### Data for this task
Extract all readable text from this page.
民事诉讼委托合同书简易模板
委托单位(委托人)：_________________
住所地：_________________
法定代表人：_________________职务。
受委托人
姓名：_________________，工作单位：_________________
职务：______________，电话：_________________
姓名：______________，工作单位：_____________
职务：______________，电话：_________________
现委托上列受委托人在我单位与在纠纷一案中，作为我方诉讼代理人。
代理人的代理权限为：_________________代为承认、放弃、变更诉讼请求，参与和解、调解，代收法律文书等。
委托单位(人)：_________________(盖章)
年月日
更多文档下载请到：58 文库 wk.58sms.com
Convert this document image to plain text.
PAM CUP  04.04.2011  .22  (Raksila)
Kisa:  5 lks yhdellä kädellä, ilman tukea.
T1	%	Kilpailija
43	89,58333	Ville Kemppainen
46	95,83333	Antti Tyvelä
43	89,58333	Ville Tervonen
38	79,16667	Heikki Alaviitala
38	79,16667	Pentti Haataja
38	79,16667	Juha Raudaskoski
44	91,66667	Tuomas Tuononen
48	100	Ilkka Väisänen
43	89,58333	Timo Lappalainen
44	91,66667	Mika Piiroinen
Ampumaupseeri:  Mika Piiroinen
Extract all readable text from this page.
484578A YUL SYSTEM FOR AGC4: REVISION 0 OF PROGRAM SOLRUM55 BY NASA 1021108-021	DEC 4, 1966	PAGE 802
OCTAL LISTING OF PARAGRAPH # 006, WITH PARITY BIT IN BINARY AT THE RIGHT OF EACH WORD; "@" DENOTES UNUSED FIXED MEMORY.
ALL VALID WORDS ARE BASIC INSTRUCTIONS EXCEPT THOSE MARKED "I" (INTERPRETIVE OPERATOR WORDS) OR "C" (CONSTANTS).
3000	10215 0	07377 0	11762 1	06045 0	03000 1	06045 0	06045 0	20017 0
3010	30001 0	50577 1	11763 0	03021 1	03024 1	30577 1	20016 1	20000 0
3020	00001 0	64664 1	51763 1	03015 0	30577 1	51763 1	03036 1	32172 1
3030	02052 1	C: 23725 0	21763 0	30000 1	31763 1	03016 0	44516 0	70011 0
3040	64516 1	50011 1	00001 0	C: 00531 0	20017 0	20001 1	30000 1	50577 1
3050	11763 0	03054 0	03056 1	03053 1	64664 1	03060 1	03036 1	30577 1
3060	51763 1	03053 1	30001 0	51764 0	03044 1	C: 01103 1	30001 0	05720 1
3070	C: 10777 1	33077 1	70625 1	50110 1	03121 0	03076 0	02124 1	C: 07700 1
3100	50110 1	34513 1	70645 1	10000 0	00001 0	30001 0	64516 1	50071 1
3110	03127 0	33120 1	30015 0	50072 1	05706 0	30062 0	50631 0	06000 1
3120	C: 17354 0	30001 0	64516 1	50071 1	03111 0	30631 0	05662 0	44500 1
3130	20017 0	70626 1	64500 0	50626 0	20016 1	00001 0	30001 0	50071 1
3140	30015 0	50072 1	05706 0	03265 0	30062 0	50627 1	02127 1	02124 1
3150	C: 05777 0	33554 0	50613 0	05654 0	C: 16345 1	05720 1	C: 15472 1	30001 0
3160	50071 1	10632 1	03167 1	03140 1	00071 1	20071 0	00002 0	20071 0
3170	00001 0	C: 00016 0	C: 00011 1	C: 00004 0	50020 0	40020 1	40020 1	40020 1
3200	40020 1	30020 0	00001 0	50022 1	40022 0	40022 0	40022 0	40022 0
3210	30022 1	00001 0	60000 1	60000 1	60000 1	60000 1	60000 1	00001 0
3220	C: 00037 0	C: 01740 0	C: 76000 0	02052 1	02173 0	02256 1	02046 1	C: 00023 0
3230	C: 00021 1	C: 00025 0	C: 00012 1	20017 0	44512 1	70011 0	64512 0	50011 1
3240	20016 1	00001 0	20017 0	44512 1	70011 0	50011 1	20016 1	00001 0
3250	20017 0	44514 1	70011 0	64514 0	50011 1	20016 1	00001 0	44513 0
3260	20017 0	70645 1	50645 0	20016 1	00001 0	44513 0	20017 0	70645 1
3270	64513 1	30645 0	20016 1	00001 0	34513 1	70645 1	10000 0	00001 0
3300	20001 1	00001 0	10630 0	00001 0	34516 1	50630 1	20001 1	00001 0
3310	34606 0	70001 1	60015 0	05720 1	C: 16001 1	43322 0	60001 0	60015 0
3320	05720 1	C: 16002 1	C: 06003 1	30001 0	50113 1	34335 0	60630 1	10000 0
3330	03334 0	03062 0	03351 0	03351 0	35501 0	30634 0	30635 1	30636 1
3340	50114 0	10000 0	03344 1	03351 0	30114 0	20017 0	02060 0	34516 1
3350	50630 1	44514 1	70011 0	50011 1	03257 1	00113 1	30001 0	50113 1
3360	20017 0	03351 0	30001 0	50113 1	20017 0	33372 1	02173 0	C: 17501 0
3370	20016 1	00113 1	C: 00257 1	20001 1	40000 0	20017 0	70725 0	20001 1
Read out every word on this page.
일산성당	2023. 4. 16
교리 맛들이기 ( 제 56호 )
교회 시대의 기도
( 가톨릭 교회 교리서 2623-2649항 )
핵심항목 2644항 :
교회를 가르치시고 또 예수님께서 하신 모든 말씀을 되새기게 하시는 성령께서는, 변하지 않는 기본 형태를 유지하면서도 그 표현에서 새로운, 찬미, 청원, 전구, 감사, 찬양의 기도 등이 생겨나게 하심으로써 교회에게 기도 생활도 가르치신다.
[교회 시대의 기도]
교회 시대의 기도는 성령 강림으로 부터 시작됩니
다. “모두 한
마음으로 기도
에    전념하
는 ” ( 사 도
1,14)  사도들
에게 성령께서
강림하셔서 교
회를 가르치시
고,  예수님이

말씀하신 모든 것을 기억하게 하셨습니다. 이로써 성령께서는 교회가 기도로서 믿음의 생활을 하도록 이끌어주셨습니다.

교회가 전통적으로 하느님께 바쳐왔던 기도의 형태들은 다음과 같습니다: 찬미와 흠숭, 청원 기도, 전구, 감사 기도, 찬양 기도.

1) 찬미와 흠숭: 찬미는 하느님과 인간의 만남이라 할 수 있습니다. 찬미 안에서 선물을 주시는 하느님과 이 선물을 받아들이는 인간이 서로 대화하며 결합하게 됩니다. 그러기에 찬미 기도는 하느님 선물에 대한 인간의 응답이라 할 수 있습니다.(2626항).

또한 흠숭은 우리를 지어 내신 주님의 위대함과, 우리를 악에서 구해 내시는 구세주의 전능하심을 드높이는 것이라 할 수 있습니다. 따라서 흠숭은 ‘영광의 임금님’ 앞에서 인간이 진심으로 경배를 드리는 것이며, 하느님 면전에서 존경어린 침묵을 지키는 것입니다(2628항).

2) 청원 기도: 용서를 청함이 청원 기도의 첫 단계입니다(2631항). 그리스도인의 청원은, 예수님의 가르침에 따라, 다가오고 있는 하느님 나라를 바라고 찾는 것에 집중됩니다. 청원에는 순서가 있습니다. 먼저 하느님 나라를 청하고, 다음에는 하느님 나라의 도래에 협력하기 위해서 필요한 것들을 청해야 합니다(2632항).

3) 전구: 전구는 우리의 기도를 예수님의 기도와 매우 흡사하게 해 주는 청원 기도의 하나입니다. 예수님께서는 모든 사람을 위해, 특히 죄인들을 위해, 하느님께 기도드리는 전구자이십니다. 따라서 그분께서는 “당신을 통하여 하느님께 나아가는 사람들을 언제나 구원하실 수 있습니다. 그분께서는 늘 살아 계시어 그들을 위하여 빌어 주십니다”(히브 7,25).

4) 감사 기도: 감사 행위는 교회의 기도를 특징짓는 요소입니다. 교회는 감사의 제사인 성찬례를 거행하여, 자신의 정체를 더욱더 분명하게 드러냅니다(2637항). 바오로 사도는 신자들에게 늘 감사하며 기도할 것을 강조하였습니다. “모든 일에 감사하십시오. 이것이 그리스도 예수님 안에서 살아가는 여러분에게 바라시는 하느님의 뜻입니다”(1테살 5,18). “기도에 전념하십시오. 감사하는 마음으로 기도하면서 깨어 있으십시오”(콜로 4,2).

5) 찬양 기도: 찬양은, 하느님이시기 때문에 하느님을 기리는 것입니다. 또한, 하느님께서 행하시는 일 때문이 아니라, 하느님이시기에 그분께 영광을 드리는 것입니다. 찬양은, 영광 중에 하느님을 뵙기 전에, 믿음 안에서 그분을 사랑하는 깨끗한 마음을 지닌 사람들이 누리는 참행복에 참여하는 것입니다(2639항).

### Problem to work on
Using the listing above, show every line that includes the string "마음으로".

### Reply to the task
마음으로 기도
4) 감사 기도: 감사 행위는 교회의 기도를 특징짓는 요소입니다. 교회는 감사의 제사인 성찬례를 거행하여, 자신의 정체를 더욱더 분명하게 드러냅니다(2637항). 바오로 사도는 신자들에게 늘 감사하며 기도할 것을 강조하였습니다. “모든 일에 감사하십시오. 이것이 그리스도 예수님 안에서 살아가는 여러분에게 바라시는 하느님의 뜻입니다”(1테살 5,18). “기도에 전념하십시오. 감사하는 마음으로 기도하면서 깨어 있으십시오”(콜로 4,2).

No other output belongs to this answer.